• [TEXTE D'ÉTUDE]:
++++++


  • Que se passe-t-il si mon employeur territorial refuse de reconnaître l'imputabilité au service ?

    Un refus d'imputabilité est un acte administratif contestable. Il doit être motivé et notifié à l'agent, qui peut engager un recours administratif préalable, gracieux ou hiérarchique, puis, en cas d'échec ou directement, saisir le tribunal administratif. La requête vise l'annulation de l'arrêté et, le cas échéant, la reconnaissance de l'imputabilité. Les délais courent à compter de la notification de la décision. Passés ces délais, l'arrêté devient définitif. Il est vivement recommandé de consulter un avocat en droit de la fonction publique dès la notification pour identifier les moyens juridiques et médicaux susceptibles de renverser la présomption invoquée par la collectivité.

  • Quand la formation spécialisée en santé et sécurité doit-elle être réunie après un accident ?

    L'article L254-3 du Code général de la fonction publique prévoit la réunion de la formation spécialisée en matière de santé, de sécurité et de conditions de travail, ou à défaut du comité social territorial, à la suite de tout accident mettant en cause l'hygiène ou la sécurité, ou qui aurait pu entraîner des conséquences graves. Cette saisine n'est donc pas réservée aux accidents mortels ou aux blessures les plus lourdes : un accident qui aurait pu être grave, un « presque accident » sérieux, justifie également la réunion. L'agent concerné ou ses représentants ont intérêt à solliciter formellement cette réunion, qui documente la gravité de l'événement et alimente le dossier d'imputabilité.

  • Un accident de trajet est-il considéré comme un accident du travail dans la fonction publique territoriale ?

++++++

• [DONNÉES]:

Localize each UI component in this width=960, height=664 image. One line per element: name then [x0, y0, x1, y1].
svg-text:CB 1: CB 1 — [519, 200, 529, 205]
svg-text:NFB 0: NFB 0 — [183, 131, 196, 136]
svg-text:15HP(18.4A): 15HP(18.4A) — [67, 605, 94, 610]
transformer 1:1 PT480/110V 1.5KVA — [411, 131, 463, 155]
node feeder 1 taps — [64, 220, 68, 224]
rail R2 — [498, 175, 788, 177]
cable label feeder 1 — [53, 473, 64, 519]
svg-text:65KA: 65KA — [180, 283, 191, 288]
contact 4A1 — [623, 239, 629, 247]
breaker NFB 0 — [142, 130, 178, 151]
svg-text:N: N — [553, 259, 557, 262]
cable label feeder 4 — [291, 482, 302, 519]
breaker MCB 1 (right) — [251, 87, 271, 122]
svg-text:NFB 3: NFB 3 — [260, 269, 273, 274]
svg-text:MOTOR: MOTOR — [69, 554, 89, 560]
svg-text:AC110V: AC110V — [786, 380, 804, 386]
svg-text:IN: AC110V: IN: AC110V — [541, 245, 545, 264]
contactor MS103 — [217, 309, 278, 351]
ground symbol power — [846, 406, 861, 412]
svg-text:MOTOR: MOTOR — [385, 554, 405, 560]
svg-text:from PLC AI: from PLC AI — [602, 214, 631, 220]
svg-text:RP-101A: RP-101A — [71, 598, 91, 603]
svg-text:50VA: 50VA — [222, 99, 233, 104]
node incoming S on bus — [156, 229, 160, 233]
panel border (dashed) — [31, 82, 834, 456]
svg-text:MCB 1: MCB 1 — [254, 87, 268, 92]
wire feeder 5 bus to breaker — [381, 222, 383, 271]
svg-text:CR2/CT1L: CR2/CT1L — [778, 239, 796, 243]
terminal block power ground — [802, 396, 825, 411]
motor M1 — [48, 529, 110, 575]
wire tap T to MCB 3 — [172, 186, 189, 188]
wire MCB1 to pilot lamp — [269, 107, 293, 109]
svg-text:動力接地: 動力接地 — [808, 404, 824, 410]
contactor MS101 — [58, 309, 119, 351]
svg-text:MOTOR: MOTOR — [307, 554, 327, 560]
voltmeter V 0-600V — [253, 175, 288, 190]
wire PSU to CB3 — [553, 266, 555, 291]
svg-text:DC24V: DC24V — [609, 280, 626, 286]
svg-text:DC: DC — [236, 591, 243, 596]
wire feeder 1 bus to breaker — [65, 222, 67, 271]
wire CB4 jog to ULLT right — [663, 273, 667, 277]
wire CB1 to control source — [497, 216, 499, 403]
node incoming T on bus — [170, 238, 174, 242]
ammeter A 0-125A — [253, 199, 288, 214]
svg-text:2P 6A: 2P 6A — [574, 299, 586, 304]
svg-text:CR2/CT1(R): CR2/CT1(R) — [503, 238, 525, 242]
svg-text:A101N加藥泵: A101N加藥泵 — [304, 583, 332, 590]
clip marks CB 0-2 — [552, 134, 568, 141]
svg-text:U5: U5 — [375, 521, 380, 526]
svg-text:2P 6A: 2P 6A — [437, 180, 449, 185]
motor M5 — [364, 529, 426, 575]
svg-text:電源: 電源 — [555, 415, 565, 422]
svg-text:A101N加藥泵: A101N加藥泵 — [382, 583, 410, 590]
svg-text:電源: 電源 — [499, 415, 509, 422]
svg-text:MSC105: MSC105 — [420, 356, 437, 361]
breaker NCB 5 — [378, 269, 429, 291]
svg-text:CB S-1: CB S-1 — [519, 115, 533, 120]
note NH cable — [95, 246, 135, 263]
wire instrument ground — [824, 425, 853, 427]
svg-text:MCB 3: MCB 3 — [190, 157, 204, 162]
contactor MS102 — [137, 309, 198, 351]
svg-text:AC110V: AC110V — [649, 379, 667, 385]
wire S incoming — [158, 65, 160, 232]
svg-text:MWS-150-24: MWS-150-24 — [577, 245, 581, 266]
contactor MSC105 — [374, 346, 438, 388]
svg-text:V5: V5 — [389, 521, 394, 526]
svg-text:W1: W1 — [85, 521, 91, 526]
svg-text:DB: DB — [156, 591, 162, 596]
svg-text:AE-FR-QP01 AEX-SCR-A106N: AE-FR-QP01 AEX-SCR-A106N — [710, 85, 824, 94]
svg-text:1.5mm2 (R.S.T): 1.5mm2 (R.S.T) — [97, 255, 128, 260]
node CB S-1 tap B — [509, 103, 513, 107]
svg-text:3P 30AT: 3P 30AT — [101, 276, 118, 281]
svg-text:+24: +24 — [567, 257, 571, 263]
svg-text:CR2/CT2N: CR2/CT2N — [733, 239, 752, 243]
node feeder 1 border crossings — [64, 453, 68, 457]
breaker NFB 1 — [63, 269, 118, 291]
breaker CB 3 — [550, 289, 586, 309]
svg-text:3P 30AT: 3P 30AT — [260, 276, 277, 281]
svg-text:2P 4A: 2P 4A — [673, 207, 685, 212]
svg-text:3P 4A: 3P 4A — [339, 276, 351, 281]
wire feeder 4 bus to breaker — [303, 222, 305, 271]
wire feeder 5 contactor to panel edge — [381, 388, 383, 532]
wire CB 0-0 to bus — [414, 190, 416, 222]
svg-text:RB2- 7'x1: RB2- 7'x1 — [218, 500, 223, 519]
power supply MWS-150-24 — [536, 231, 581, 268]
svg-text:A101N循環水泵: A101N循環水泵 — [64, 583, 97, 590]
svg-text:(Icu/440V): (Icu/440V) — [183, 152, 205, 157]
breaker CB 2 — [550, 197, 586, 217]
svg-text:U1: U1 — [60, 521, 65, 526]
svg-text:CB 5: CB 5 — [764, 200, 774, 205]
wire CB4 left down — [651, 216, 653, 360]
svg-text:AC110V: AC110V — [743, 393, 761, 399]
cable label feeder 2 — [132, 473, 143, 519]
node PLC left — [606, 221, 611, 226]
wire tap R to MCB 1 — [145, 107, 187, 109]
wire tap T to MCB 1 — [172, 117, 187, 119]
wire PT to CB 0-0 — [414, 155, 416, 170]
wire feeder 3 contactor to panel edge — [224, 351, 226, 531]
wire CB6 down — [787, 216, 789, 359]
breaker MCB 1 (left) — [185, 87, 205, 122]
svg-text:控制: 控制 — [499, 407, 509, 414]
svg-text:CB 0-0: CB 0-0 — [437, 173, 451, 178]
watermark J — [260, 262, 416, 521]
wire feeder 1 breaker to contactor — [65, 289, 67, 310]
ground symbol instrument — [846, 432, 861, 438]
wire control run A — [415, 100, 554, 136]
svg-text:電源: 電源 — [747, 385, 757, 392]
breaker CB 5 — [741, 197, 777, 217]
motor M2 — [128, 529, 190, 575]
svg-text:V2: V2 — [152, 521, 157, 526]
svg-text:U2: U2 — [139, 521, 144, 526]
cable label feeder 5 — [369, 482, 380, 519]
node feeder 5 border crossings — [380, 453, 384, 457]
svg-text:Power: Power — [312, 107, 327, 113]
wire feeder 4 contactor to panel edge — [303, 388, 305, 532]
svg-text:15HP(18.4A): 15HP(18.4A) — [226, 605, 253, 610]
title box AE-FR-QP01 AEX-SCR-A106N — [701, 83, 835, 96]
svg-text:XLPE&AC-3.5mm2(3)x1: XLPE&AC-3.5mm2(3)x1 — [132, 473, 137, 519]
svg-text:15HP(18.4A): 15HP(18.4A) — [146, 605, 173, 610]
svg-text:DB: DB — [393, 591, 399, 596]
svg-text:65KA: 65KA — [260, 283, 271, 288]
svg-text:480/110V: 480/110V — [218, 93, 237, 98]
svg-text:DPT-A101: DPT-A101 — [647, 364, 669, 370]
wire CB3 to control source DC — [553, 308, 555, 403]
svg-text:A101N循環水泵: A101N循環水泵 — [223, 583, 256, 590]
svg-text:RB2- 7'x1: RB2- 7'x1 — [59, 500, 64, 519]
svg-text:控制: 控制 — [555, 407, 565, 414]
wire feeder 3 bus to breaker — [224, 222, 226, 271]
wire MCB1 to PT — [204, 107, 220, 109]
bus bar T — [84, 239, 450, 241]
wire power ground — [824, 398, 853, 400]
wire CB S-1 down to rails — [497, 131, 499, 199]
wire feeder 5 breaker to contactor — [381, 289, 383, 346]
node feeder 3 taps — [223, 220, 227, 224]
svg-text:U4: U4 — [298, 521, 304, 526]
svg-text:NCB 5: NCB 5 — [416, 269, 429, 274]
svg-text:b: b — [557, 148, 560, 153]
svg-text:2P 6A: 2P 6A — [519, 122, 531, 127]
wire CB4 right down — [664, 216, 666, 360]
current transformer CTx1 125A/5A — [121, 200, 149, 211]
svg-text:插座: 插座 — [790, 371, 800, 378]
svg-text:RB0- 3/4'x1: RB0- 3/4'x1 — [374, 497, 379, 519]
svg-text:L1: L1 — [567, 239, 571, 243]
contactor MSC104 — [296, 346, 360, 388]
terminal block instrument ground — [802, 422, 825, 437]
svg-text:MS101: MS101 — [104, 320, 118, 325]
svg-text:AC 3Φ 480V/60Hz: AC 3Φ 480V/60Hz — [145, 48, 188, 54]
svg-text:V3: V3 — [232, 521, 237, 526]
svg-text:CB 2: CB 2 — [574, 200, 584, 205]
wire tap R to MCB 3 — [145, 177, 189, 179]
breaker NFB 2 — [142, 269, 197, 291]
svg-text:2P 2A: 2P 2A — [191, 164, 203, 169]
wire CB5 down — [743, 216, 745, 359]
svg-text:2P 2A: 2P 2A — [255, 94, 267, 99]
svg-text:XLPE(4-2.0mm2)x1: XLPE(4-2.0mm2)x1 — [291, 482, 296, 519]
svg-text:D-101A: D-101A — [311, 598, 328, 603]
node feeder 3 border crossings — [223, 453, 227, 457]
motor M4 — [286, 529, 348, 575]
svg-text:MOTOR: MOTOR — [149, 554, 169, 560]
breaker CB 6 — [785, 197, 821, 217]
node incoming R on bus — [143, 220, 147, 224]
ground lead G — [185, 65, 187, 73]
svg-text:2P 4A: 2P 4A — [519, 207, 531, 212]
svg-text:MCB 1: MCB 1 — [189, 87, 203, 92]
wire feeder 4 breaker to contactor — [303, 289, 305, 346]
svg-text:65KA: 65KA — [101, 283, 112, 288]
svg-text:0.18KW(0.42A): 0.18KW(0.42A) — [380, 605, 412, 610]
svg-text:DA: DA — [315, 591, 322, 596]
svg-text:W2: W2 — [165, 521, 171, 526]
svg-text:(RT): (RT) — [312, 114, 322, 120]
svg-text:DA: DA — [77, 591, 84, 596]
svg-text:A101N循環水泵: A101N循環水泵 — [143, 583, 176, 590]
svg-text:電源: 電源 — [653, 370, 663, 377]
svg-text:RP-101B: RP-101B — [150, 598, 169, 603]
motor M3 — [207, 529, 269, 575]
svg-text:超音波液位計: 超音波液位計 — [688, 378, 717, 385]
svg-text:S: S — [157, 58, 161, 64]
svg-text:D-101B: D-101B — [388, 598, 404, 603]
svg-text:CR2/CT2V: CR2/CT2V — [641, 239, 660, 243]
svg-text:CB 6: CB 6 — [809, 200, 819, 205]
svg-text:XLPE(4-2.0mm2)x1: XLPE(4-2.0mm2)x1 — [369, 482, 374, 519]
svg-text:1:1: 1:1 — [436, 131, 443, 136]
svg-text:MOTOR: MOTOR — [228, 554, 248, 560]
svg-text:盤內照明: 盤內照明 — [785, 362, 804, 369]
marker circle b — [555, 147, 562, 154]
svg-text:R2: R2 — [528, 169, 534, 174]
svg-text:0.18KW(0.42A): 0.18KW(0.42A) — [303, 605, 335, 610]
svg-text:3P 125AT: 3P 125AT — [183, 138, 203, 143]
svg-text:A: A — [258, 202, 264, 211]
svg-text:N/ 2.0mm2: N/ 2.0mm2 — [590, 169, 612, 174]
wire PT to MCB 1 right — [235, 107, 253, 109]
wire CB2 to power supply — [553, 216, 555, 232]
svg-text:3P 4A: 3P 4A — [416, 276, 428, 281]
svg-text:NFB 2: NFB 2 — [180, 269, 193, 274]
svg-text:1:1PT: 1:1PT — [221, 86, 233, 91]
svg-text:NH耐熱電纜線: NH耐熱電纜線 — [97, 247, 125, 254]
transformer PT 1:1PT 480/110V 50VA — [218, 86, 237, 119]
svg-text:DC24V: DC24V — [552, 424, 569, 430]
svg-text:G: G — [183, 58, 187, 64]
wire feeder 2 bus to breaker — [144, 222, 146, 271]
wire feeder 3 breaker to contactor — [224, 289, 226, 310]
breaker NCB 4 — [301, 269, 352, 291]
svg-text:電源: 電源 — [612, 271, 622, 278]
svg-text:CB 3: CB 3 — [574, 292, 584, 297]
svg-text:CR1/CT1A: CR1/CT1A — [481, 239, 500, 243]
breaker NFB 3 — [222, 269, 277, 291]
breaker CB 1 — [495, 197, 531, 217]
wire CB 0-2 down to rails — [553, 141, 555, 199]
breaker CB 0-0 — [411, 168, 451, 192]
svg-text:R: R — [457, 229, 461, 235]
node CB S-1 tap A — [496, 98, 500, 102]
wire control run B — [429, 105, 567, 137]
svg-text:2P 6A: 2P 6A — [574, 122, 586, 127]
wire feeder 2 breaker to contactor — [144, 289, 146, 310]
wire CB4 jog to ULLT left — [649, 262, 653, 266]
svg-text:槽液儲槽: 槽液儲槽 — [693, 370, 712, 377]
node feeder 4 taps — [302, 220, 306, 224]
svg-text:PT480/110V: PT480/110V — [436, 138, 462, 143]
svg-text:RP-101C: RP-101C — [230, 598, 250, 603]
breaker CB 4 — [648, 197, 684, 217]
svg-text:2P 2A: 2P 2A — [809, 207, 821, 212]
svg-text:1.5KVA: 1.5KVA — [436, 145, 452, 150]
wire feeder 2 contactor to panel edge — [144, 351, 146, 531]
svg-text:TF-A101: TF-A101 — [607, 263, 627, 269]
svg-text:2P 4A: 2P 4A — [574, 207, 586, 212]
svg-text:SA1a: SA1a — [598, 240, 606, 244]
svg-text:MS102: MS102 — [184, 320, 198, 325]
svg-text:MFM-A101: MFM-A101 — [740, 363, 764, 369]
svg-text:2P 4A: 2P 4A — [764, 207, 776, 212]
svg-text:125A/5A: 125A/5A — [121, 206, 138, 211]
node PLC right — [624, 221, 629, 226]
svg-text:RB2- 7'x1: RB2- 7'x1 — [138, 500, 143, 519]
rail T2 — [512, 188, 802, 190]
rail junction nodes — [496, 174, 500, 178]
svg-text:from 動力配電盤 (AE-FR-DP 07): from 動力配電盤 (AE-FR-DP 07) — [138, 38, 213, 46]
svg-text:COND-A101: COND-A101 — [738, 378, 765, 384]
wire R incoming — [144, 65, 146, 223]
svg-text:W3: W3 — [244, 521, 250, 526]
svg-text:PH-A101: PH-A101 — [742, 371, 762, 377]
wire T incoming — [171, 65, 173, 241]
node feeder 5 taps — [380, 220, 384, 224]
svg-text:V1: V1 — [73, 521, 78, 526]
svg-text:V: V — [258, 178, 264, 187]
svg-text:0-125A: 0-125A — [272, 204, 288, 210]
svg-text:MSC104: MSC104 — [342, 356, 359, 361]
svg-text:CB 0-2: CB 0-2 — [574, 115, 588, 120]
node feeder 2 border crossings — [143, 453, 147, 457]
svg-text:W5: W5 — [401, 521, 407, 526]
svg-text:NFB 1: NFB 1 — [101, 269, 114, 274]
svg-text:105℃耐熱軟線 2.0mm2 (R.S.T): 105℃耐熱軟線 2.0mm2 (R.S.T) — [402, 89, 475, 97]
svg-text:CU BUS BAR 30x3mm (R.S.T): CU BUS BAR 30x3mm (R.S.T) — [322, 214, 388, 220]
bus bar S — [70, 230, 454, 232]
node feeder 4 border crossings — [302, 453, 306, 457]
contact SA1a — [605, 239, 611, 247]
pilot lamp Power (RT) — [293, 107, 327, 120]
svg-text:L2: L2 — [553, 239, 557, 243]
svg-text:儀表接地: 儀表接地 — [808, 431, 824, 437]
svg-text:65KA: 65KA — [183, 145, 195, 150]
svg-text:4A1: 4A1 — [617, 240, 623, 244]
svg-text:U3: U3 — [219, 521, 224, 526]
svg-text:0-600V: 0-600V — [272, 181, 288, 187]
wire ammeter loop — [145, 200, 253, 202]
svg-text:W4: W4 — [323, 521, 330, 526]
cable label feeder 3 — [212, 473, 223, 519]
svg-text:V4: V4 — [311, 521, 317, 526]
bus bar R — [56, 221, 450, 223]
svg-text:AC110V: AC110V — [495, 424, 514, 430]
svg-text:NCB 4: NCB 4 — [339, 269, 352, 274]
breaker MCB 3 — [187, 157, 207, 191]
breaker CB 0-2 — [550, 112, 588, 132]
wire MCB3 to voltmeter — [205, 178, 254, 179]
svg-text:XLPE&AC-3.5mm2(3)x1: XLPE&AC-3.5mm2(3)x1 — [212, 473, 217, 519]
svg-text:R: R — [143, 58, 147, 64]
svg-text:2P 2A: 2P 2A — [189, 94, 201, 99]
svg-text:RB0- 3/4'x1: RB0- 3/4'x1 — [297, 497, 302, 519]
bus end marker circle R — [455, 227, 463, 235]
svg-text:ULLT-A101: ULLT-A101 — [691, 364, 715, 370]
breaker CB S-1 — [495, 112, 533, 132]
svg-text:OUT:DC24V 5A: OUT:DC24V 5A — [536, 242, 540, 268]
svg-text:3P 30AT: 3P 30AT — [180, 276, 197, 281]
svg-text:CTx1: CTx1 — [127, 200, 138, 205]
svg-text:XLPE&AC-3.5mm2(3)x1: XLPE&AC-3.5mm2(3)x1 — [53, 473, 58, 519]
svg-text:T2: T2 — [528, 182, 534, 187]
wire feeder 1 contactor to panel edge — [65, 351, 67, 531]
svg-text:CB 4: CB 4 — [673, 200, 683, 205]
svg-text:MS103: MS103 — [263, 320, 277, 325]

++++++

• [CONSIGNE]: Pouvez-vous recopier mot pour mot le passage du texte sur les accidents de service qui commence par « Un refus d'imputabilité » et se termine par « un accident ? » ?

• [CORRIGÉ]:
Un refus d'imputabilité est un acte administratif contestable. Il doit être motivé et notifié à l'agent, qui peut engager un recours administratif préalable, gracieux ou hiérarchique, puis, en cas d'échec ou directement, saisir le tribunal administratif. La requête vise l'annulation de l'arrêté et, le cas échéant, la reconnaissance de l'imputabilité. Les délais courent à compter de la notification de la décision. Passés ces délais, l'arrêté devient définitif. Il est vivement recommandé de consulter un avocat en droit de la fonction publique dès la notification pour identifier les moyens juridiques et médicaux susceptibles de renverser la présomption invoquée par la collectivité.

  • Quand la formation spécialisée en santé et sécurité doit-elle être réunie après un accident ?